======== 欲求の解説文 ========
それぞれの欲求について説明していきます。
 

「生理的欲求」とは?


 
食欲・睡眠欲などが「生理的欲求」

にあたり、人間が生き続けるために

必要な行動をするよう促します。
 

生きるか死ぬかの状況では、

これらの欲求が

優先されることが多くなります。
 

ただし最も上位に来るわけではなく、

内戦などの危険地帯では

どんなに空腹でも安全な場所を

まず求めるでしょうし、

寝る間を惜しんで上位の欲求を満たすために

行動することは往々にしてよくあります。
 

「安全欲求」とは?


 
身の安全はもちろん、

お金の心配がないこと、

病気にかからない,

かかっても対処できるような状況を

求める欲求が「安全欲求」です。
 

将来の就職のために大学を卒業しておきたい

というのは安全欲求に関わる考えです。
 

日本の学歴社会では大卒資格があれば

ある程度の収入が見込めますから、

経済的な保険という意味で

これは安全欲求に関わっています。
 

「社会的欲求」とは?


 
自分が社会から必要とされており、

そこに居場所があるという

実感を求める欲求を

「社会的欲求」

と言います。
 

「社会」といっても

それほど大きなことではなく、

誰かに愛されているということも含みます。
 

「承認欲求」とは?


 
承認欲求には

上位と下位の2つがあります。
 

下位の欲求は

  • 「皆に大切にされる」
  • 「注目を浴びる」
  • 「高い地位につく」

といったもので、

他者から認めてもらうことに

主眼を置いています。
 

「自己実現欲求」とは?


 
誰にも邪魔されず

自分の力を十分に発揮したい、

あるいは「なりたいものになるんだ」

という欲求が

「自己実現欲求」

です。
========
* _実施事項_:
- A) 欲求の解説文について、次の問いに答えてください。
(i) 「生理的欲求」にあたるものとして挙げられている例は何ですか。
(ii) 大卒資格は、どのような意味で安全欲求に関わっているとされていますか。
(iii) 承認欲求はいくつに分けられ、それぞれ何と呼ばれていますか。
- B) 欲求の解説文を、最後の文の後から書き進めてください。
======== 提供された行 ========
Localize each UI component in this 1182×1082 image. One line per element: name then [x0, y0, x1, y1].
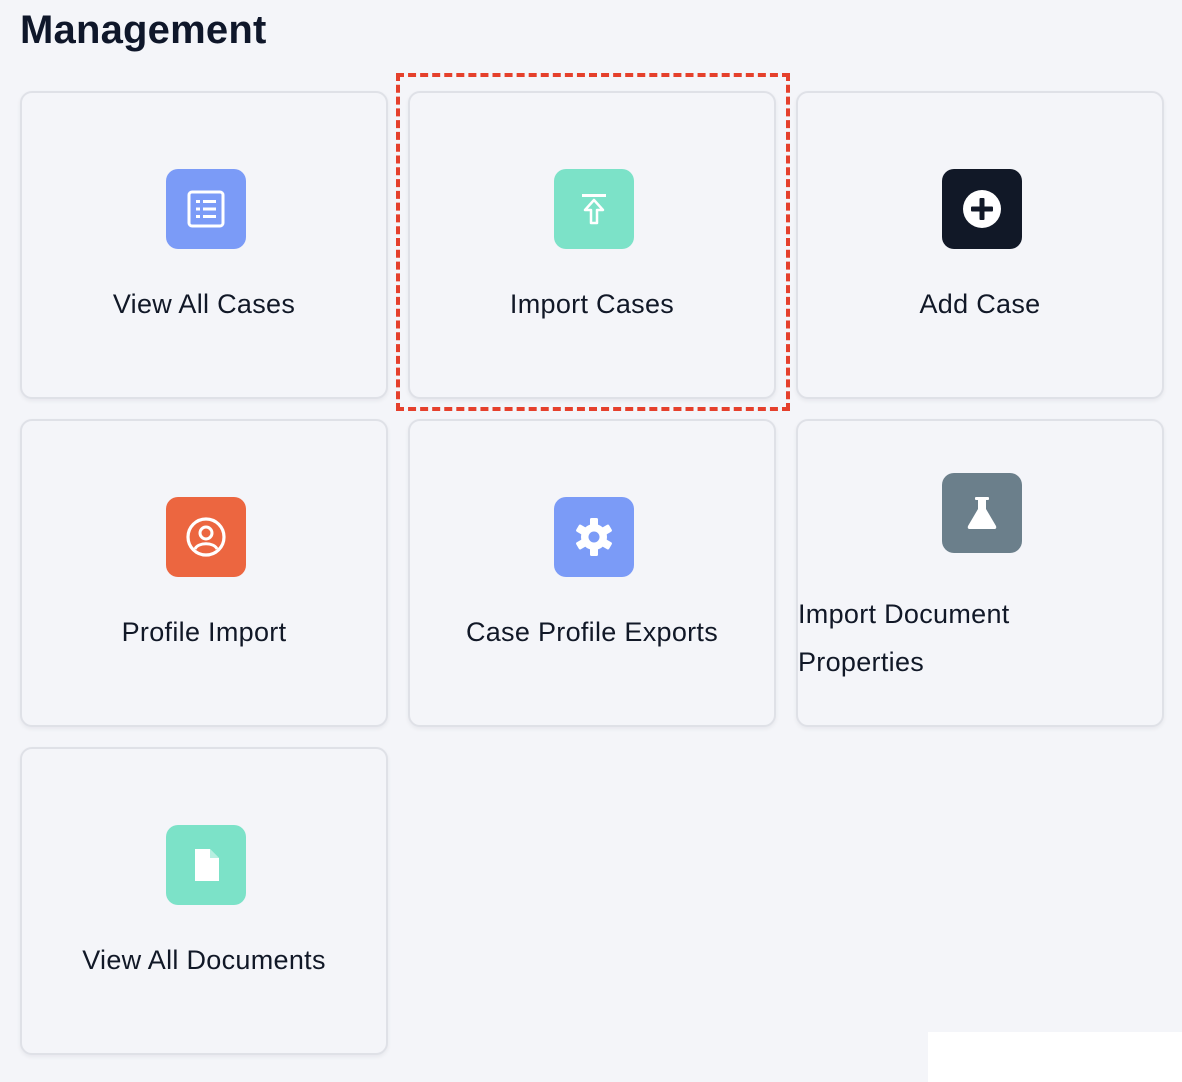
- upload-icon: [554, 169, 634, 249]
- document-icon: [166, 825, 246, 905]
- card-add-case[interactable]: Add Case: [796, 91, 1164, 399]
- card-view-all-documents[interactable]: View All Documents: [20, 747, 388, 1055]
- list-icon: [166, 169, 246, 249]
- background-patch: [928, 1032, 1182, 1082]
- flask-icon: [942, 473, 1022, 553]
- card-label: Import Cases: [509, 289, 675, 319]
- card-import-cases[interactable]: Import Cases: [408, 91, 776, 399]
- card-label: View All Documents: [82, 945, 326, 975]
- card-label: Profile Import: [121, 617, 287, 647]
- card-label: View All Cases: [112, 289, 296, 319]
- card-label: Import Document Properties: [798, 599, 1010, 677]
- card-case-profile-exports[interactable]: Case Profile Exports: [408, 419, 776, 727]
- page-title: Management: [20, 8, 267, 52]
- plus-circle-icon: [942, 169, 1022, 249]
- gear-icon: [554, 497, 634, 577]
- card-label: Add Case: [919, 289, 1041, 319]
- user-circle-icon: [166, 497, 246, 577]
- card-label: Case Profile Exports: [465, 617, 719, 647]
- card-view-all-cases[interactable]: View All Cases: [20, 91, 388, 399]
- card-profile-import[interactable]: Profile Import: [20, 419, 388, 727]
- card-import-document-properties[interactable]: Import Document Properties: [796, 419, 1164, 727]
========
======== 提供された行 ========
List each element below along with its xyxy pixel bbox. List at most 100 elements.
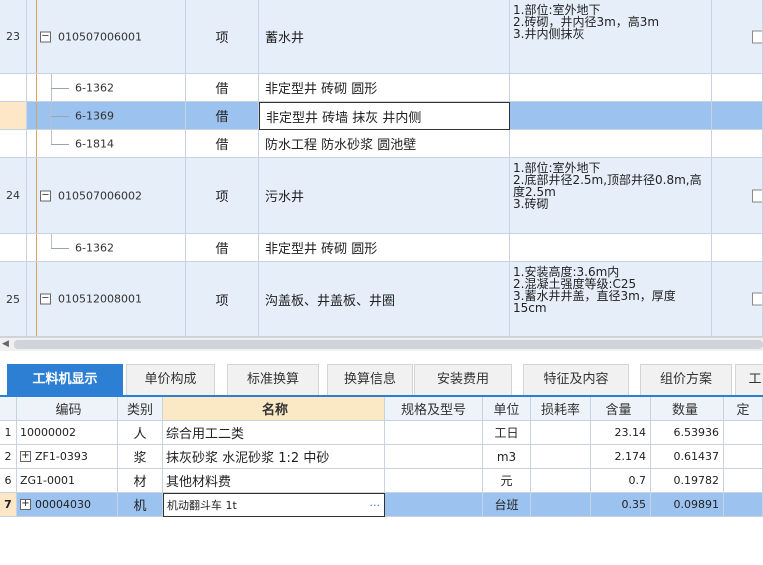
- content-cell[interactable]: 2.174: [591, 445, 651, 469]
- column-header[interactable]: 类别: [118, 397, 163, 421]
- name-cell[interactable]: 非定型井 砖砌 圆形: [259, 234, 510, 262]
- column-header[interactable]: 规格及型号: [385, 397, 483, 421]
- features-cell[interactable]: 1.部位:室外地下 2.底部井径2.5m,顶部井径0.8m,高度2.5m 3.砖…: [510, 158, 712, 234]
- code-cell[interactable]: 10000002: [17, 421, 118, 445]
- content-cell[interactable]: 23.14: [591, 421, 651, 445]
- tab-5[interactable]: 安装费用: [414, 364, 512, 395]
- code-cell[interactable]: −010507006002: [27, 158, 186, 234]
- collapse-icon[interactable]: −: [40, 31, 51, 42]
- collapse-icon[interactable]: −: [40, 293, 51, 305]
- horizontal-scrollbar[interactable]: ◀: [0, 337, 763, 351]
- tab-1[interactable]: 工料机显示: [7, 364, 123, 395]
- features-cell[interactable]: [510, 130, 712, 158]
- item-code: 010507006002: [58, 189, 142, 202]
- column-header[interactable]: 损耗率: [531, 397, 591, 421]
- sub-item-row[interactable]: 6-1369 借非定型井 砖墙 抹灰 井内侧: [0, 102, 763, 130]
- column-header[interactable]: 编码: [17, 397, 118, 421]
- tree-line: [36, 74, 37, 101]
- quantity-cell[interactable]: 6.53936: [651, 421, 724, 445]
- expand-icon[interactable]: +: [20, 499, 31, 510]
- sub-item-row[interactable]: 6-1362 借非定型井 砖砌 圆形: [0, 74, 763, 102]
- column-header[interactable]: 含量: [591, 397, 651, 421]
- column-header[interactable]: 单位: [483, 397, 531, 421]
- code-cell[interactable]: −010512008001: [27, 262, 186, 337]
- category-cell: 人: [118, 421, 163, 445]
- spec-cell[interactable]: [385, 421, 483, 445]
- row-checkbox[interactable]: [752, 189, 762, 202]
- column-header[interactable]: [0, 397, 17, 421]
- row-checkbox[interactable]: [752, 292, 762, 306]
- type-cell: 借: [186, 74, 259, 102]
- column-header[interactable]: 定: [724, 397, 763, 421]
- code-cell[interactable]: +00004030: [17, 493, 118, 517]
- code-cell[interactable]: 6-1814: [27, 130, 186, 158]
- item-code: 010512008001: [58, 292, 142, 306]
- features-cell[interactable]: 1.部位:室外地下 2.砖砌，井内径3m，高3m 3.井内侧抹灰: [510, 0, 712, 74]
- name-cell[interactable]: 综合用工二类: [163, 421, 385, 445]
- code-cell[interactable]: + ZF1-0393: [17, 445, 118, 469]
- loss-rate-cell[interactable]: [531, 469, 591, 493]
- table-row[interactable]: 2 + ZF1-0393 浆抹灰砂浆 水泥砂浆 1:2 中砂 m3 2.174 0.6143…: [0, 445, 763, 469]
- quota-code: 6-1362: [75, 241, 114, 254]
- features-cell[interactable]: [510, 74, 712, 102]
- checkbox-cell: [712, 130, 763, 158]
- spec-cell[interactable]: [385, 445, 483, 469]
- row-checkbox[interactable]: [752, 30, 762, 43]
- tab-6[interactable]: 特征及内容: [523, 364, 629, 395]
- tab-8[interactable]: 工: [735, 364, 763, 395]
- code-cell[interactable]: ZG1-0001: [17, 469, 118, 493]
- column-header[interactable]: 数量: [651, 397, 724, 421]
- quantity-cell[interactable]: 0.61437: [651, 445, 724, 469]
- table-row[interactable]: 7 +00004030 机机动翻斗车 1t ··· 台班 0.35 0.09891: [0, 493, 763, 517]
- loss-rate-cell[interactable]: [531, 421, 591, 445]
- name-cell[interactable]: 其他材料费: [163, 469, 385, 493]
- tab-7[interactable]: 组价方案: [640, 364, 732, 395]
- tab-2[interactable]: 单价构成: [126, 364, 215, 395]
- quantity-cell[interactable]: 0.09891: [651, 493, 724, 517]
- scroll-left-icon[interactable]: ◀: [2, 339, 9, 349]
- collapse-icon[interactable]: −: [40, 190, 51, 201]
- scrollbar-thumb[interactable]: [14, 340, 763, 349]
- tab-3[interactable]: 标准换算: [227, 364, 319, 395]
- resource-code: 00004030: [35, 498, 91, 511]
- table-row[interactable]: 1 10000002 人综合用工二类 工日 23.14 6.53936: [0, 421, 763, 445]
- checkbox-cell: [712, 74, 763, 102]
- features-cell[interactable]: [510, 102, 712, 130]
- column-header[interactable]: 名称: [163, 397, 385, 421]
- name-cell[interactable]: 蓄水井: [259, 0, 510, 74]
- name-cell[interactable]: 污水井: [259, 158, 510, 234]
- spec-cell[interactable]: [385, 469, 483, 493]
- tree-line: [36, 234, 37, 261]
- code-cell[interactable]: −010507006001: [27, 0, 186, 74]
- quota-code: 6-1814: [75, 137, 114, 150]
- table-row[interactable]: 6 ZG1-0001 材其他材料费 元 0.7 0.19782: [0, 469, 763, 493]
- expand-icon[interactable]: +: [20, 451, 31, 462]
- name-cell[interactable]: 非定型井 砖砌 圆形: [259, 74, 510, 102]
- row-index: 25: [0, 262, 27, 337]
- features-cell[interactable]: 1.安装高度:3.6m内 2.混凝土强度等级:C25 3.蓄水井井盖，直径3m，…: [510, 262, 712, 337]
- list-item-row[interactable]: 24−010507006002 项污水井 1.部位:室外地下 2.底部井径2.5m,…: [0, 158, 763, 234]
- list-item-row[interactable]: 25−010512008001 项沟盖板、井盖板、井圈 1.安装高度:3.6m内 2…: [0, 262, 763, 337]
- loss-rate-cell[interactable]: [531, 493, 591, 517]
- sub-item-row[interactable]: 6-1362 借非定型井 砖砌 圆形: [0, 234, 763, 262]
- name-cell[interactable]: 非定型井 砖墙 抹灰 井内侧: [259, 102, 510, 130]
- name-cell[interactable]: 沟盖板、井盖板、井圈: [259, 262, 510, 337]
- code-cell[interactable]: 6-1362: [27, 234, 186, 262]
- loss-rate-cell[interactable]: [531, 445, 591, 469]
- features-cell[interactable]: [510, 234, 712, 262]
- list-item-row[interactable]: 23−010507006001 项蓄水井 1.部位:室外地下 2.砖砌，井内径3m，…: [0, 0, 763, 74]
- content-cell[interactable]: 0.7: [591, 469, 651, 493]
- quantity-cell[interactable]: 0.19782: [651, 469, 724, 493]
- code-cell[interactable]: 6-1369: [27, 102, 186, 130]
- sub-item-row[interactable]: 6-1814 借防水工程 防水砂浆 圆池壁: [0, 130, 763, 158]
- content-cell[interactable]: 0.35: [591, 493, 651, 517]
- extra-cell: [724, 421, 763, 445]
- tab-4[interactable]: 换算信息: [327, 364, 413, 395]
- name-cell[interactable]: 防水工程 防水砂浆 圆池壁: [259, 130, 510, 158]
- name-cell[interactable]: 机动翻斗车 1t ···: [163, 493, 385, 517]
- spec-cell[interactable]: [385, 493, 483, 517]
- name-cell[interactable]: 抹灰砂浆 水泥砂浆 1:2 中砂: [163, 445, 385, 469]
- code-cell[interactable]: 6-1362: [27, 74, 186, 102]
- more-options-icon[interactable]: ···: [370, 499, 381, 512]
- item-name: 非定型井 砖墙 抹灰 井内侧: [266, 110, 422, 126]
========
======== 提供された行 ========
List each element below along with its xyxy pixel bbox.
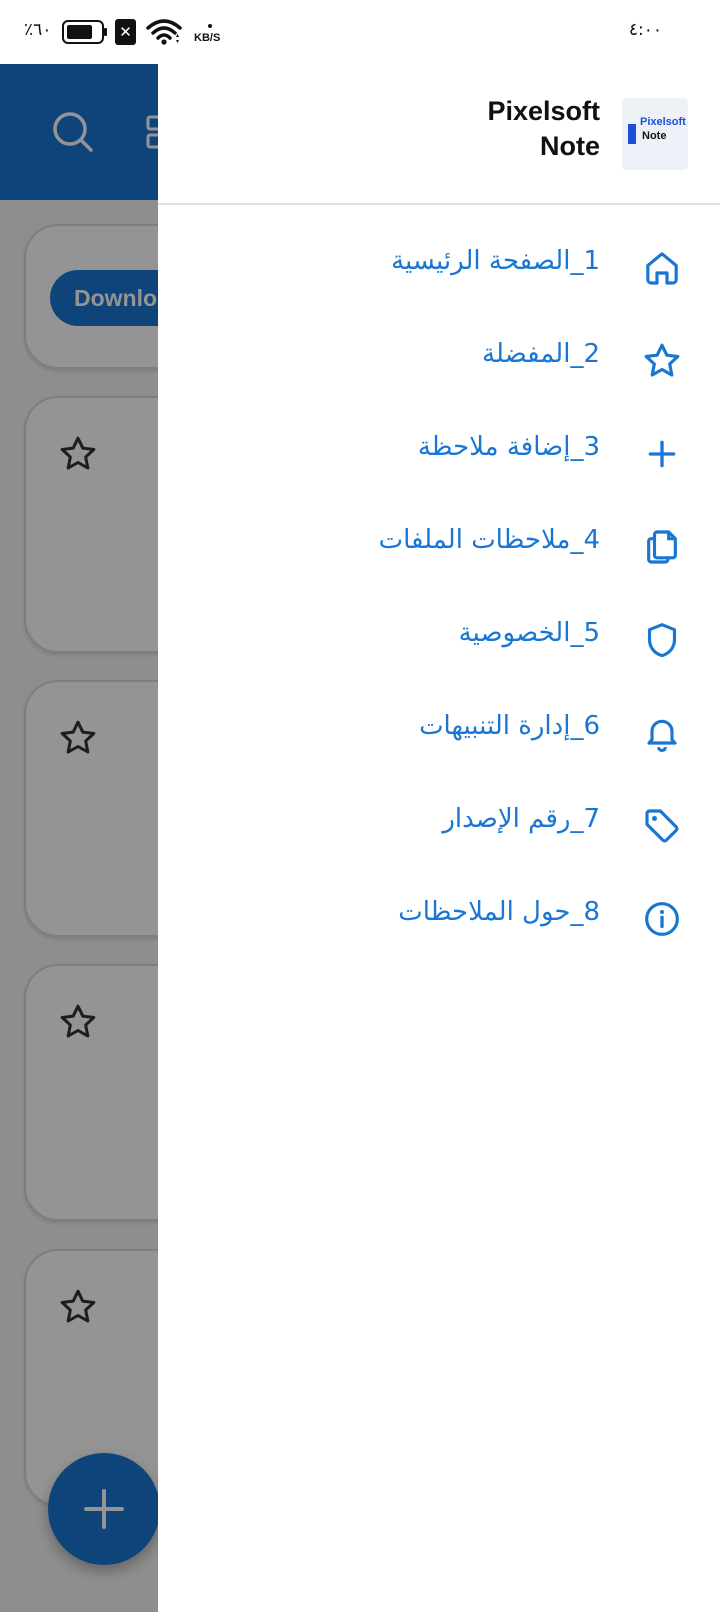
========
* _各回答_:
- A)
(i) 食欲・睡眠欲など
(ii) 経済的な保険という意味
(iii) 2つで、上位と下位

- B)
 

5つの欲求のうちで

最も上位のものとして

マズローに紹介されました。
 

自己実現の段階にある人々の特徴は、

ともすれば完璧な人間のように見えます。
 

誰に対しても心が広く、

悪意のないユーモアを備え、

創造的で…。
 

これについては、

「実際の自己実現的な人々は

決して完璧などではない」

とマズロー自身も注意を促していますし、

誤解の内容注意しましょう。
 

マズローの欲求5段階説への評価は?

この理論には様々な

批判が寄せられています。
 

まず、マズローによる

調査対象が少なすぎること。
 

条件を満たした人々が

23人しか見つからず、

さらに内9人は歴史上の人物でした。

 
このことはマズローが自分の理論に

都合の良い人を選び出したのでは、

という疑念を呼んでいます。
 

サンプル数の少なさについては

マズロー自身も認めています。
 

 
また、欲求の階層は下から順に

発展していくといわれていますが、

この順番にも疑問があげられています。
 

これは「安全欲求」の見出しで

お話ししたように、

多少順番が前後することは

マズローによって解説がなされています。
 

この他にも様々な批判はありますが、

前提として十分なサンプルが

集まっていないため、

元々不完全な理論であると言えそうです。
 

科学的な理論としては不完全ですが、

この階層のアイデアは

マーケティングやコミュニケーション、

組織の運営などのヒントとして

活用されています。
 

頼りきることなくそれを便利に使うならば、

マズローの考えた欲求モデルは

意味のあるものになるのかもしれません。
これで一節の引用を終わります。